- **Work instructions**
Reproduce each line exactly, including spacing and punctuation.
┌────────
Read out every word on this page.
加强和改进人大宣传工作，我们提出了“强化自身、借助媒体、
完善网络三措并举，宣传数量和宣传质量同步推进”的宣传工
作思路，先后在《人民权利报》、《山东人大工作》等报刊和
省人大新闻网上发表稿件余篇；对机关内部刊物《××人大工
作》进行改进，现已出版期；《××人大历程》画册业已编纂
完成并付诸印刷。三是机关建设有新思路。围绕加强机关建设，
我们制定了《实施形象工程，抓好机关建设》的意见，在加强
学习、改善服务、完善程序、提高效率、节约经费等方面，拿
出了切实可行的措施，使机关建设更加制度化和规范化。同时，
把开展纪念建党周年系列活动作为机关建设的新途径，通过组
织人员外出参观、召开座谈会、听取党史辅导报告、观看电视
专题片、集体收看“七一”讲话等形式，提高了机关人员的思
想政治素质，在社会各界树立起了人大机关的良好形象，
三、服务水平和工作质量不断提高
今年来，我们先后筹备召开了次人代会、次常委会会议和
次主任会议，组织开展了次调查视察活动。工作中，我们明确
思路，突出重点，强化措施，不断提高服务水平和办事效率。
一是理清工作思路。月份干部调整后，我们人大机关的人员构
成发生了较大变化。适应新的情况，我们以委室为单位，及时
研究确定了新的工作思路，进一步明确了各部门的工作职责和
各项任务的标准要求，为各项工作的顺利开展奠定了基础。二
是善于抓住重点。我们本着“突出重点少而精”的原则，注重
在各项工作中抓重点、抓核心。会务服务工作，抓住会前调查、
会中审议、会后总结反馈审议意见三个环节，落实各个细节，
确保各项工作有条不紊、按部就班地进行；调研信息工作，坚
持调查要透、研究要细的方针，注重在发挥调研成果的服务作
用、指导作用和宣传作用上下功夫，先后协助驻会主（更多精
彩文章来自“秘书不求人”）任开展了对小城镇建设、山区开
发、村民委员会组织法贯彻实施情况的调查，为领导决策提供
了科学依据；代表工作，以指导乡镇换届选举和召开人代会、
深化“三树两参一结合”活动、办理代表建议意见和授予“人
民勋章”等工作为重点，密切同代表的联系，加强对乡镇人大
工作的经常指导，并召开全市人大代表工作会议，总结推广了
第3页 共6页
└────────
- **Output**
Read out every word on this page.
加强和改进人大宣传工作，我们提出了“强化自身、借助媒体、
完善网络三措并举，宣传数量和宣传质量同步推进”的宣传工
作思路，先后在《人民权利报》、《山东人大工作》等报刊和
省人大新闻网上发表稿件余篇；对机关内部刊物《××人大工
作》进行改进，现已出版期；《××人大历程》画册业已编纂
完成并付诸印刷。三是机关建设有新思路。围绕加强机关建设，
我们制定了《实施形象工程，抓好机关建设》的意见，在加强
学习、改善服务、完善程序、提高效率、节约经费等方面，拿
出了切实可行的措施，使机关建设更加制度化和规范化。同时，
把开展纪念建党周年系列活动作为机关建设的新途径，通过组
织人员外出参观、召开座谈会、听取党史辅导报告、观看电视
专题片、集体收看“七一”讲话等形式，提高了机关人员的思
想政治素质，在社会各界树立起了人大机关的良好形象，
三、服务水平和工作质量不断提高
今年来，我们先后筹备召开了次人代会、次常委会会议和
次主任会议，组织开展了次调查视察活动。工作中，我们明确
思路，突出重点，强化措施，不断提高服务水平和办事效率。
一是理清工作思路。月份干部调整后，我们人大机关的人员构
成发生了较大变化。适应新的情况，我们以委室为单位，及时
研究确定了新的工作思路，进一步明确了各部门的工作职责和
各项任务的标准要求，为各项工作的顺利开展奠定了基础。二
是善于抓住重点。我们本着“突出重点少而精”的原则，注重
在各项工作中抓重点、抓核心。会务服务工作，抓住会前调查、
会中审议、会后总结反馈审议意见三个环节，落实各个细节，
确保各项工作有条不紊、按部就班地进行；调研信息工作，坚
持调查要透、研究要细的方针，注重在发挥调研成果的服务作
用、指导作用和宣传作用上下功夫，先后协助驻会主（更多精
彩文章来自“秘书不求人”）任开展了对小城镇建设、山区开
发、村民委员会组织法贯彻实施情况的调查，为领导决策提供
了科学依据；代表工作，以指导乡镇换届选举和召开人代会、
深化“三树两参一结合”活动、办理代表建议意见和授予“人
民勋章”等工作为重点，密切同代表的联系，加强对乡镇人大
工作的经常指导，并召开全市人大代表工作会议，总结推广了
第3页 共6页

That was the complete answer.